━━━━━ Data provided ━━━━━

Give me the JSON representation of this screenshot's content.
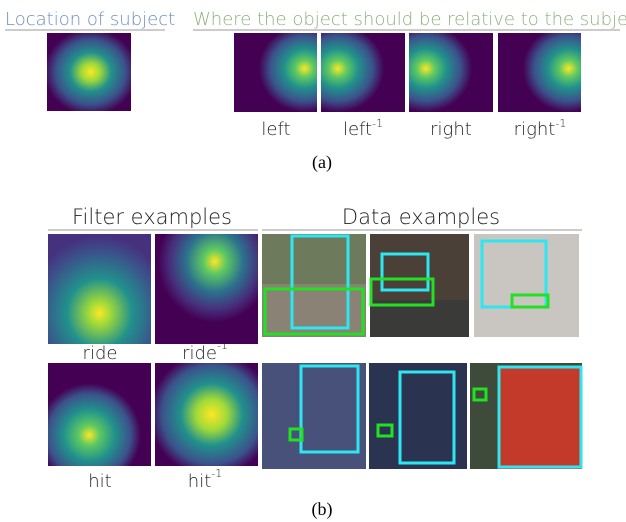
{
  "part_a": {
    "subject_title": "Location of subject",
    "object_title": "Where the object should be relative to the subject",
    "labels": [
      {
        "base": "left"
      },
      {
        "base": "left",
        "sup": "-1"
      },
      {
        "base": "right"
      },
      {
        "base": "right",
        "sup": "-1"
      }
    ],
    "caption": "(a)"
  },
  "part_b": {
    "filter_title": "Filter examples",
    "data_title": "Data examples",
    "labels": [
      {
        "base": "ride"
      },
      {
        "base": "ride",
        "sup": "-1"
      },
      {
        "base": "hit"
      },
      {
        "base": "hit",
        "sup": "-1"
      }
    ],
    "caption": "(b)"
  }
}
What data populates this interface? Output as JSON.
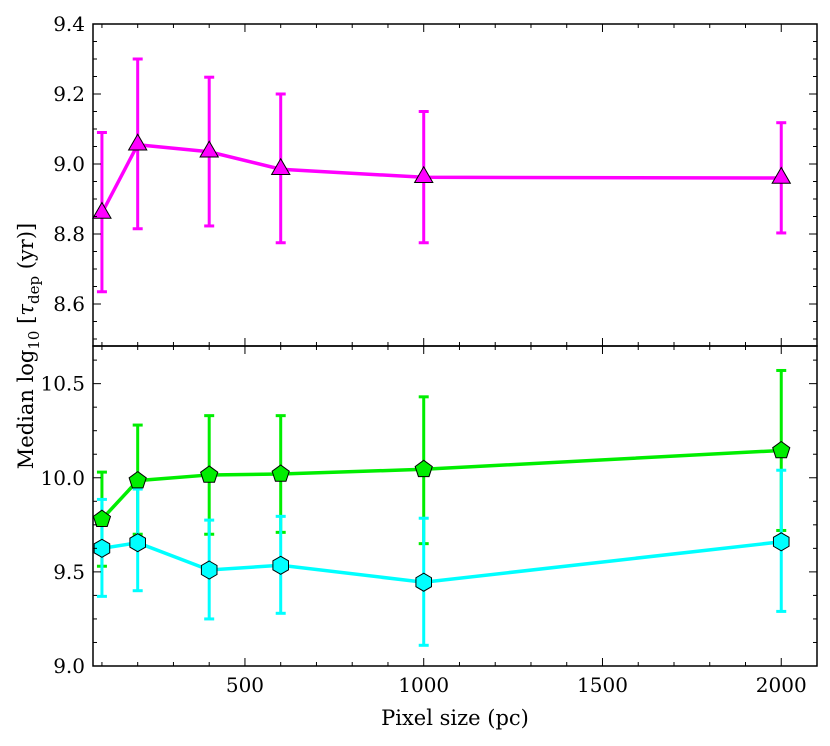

━━━━━
━━━━━ Data provided ━━━━━

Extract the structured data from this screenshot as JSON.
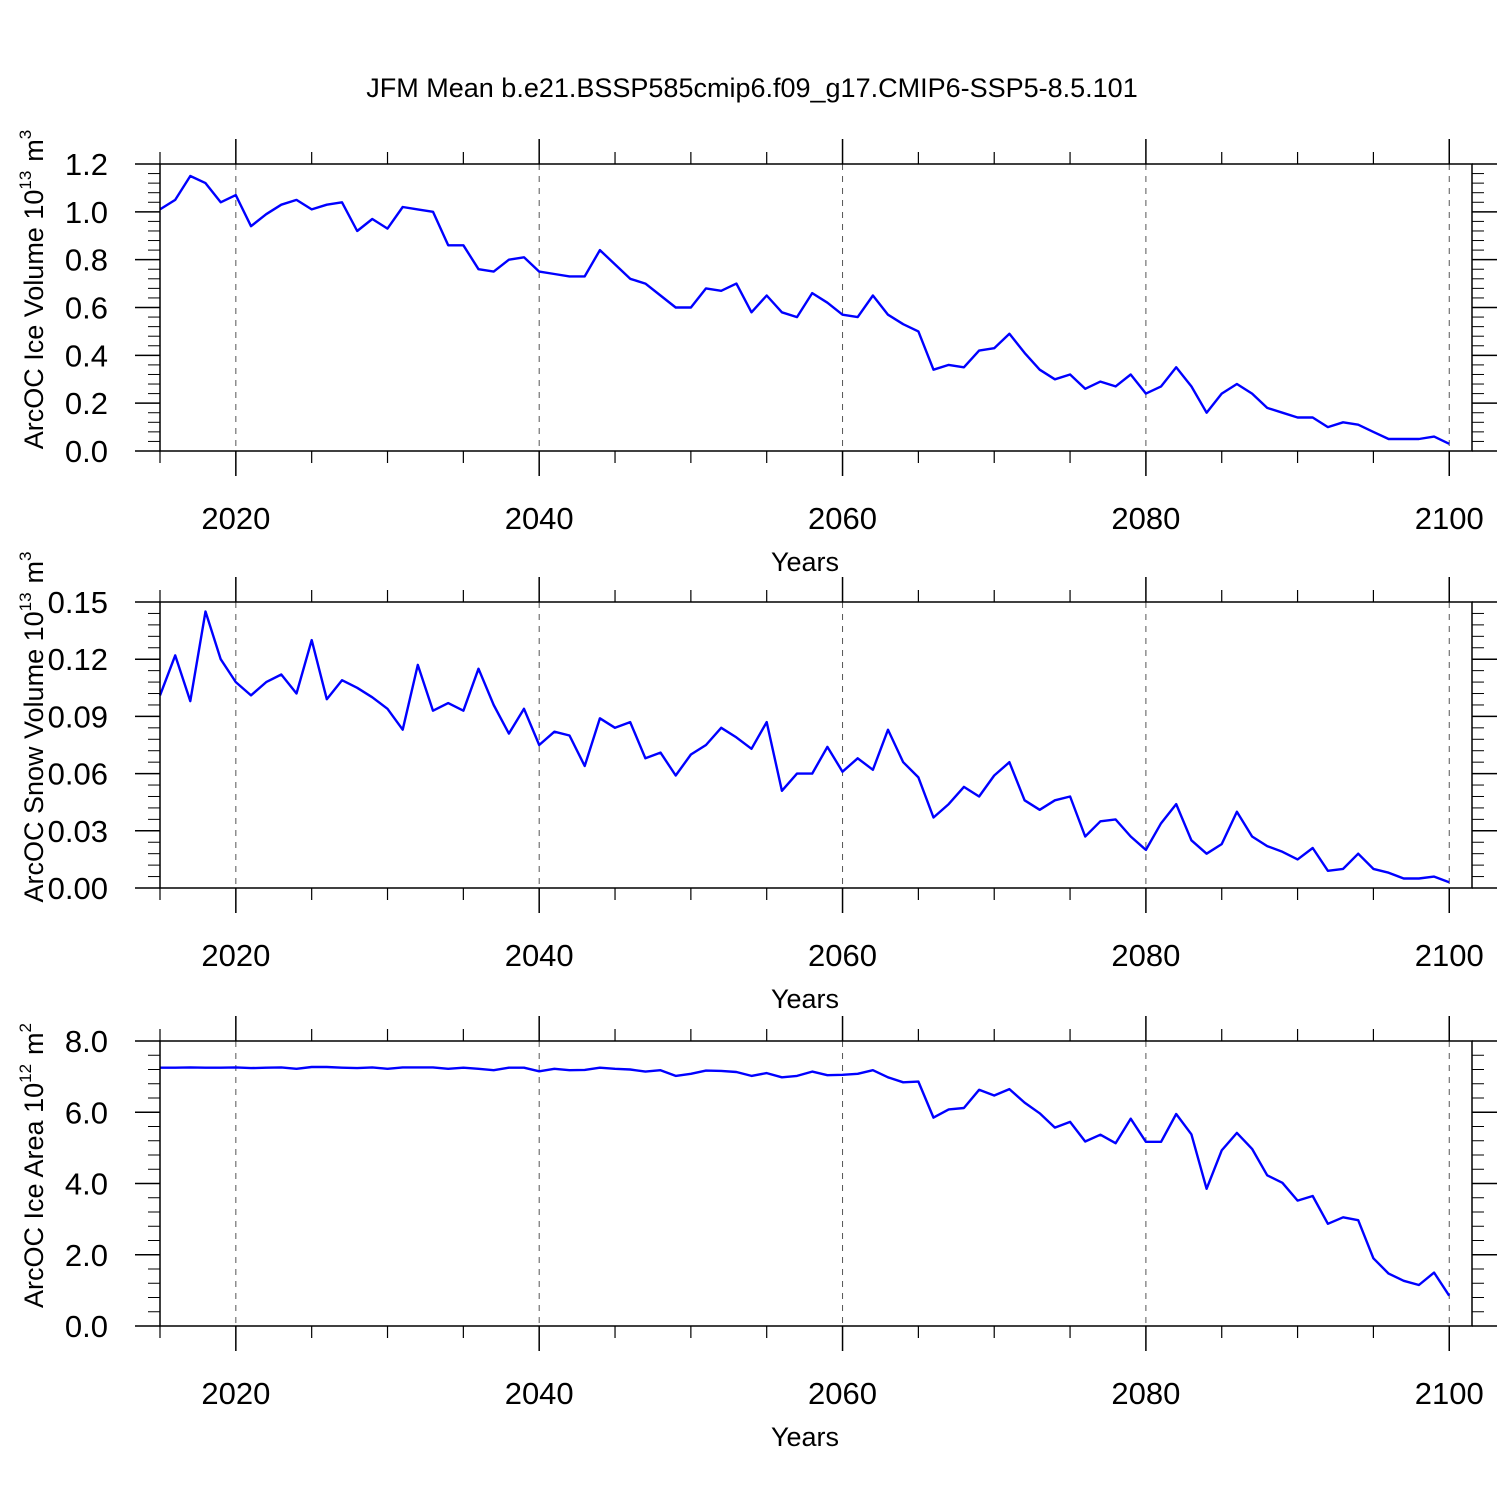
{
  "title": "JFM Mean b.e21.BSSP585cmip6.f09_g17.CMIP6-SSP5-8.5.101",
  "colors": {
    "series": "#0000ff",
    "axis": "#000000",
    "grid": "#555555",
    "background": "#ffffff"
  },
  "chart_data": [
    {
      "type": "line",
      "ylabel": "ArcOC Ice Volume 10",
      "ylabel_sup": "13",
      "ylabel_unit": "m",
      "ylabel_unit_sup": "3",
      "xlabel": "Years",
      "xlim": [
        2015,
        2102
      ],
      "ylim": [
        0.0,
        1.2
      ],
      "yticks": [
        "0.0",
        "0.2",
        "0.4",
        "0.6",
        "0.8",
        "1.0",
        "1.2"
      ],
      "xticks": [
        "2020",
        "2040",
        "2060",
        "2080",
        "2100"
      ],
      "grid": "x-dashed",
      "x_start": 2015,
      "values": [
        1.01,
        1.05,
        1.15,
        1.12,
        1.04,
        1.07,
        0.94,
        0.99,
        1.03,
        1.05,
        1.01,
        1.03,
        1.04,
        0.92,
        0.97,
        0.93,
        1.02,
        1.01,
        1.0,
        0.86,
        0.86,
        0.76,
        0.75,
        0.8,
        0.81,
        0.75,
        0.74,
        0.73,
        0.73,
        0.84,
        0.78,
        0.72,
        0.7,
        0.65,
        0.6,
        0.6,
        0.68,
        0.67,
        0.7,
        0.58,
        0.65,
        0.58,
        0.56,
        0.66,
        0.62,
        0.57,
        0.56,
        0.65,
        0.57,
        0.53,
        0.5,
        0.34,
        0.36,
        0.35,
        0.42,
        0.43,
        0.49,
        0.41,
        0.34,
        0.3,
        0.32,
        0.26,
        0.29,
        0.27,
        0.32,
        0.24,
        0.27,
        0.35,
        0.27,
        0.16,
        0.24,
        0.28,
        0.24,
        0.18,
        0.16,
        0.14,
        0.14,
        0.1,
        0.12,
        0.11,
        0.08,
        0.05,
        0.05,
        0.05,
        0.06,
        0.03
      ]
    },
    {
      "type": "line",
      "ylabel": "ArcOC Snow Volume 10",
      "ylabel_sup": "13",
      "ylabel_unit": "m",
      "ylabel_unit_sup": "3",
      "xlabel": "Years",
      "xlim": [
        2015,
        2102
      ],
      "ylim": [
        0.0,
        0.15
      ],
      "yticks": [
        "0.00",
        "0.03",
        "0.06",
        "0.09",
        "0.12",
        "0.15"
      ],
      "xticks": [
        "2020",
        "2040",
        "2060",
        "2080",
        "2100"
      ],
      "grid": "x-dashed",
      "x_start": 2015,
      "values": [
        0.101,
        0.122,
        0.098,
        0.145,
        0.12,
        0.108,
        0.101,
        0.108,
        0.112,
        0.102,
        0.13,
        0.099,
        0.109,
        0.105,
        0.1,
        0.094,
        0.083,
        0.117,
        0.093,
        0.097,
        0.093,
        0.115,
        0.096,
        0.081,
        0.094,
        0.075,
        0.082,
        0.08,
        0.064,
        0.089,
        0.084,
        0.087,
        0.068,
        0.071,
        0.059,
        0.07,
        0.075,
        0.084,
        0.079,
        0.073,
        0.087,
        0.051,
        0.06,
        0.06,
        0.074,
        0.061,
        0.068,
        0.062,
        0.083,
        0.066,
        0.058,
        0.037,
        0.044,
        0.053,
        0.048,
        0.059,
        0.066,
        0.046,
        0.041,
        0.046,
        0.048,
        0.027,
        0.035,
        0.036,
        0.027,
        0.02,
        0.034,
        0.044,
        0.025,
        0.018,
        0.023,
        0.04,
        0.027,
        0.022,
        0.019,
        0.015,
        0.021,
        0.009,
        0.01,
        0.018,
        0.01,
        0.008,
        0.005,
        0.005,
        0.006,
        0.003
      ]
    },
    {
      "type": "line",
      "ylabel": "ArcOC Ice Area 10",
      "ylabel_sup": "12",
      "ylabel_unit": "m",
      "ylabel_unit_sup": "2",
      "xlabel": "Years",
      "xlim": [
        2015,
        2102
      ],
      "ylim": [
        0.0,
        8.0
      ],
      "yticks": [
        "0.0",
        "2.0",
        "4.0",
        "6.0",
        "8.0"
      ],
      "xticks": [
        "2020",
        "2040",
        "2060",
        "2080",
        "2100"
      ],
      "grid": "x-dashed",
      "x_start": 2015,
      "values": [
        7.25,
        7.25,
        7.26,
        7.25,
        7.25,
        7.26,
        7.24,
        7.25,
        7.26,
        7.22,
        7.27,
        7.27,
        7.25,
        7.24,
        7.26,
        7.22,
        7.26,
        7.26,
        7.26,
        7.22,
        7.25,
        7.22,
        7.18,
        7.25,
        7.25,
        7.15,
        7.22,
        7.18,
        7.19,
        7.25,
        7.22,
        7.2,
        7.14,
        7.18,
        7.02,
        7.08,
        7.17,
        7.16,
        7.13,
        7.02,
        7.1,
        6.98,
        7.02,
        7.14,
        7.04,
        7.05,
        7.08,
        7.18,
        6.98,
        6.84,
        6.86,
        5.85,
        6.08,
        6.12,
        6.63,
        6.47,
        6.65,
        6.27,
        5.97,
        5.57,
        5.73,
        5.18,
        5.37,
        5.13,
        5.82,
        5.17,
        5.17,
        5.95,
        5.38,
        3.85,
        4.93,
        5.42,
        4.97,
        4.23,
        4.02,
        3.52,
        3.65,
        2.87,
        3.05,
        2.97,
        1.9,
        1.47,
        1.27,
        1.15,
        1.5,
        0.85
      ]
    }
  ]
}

━━━━━

**Short problem**: Starting at the line containing "Give me the" and ending at the line containing "What data populates", copy those lines exactly, both included, and nothing more. Leave out any picture.

**Reply**:
Give me the JSON representation of this screenshot's content.
{
  "part_a": {
    "subject_title": "Location of subject",
    "object_title": "Where the object should be relative to the subject",
    "labels": [
      {
        "base": "left"
      },
      {
        "base": "left",
        "sup": "-1"
      },
      {
        "base": "right"
      },
      {
        "base": "right",
        "sup": "-1"
      }
    ],
    "caption": "(a)"
  },
  "part_b": {
    "filter_title": "Filter examples",
    "data_title": "Data examples",
    "labels": [
      {
        "base": "ride"
      },
      {
        "base": "ride",
        "sup": "-1"
      },
      {
        "base": "hit"
      },
      {
        "base": "hit",
        "sup": "-1"
      }
    ],
    "caption": "(b)"
  }
}
What data populates this interface? Output as JSON.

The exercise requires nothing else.